** GIVEN TASK **
Look through the data and write out every line with the word "PowerToys" in it.
▬▬▬▬▬▬▬▬▬▬
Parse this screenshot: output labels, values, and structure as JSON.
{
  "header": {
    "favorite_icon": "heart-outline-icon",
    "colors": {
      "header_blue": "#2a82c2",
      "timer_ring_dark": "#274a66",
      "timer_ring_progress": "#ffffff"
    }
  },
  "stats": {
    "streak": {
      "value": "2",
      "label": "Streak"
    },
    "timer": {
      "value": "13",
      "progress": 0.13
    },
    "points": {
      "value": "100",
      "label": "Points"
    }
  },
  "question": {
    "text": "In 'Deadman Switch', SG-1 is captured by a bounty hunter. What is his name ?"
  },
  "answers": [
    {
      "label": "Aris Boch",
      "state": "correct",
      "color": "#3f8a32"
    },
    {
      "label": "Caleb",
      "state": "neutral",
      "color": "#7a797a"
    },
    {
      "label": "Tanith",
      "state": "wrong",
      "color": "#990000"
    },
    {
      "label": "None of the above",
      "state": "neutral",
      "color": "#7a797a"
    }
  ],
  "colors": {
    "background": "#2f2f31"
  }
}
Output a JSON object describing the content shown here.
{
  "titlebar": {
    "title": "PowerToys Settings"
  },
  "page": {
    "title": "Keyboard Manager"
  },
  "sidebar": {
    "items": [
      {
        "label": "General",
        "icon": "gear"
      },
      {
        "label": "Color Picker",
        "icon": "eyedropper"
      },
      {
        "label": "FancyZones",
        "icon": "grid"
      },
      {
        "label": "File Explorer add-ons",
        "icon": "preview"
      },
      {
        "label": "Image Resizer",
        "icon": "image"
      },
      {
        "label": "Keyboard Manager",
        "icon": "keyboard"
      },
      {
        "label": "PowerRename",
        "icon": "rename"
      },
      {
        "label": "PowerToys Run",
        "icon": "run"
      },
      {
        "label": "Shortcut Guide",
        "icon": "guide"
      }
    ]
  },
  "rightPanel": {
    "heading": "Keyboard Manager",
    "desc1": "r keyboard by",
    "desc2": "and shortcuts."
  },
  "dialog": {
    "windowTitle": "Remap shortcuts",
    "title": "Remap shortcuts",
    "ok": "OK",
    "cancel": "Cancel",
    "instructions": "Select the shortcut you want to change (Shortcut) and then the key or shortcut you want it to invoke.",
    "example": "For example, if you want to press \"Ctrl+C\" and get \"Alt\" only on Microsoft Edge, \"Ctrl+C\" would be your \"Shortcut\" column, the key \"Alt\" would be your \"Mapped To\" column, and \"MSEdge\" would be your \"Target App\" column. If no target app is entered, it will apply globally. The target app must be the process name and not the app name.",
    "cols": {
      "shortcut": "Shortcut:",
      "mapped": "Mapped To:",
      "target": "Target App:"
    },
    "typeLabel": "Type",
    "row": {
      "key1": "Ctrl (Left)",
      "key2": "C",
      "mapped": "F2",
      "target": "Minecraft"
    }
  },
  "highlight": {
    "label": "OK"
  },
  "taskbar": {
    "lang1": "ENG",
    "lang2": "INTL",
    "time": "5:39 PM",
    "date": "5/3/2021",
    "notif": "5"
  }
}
▬▬▬▬▬▬▬▬▬▬
** COMPLETED EXERCISE **
    "title": "PowerToys Settings"
        "label": "PowerToys Run",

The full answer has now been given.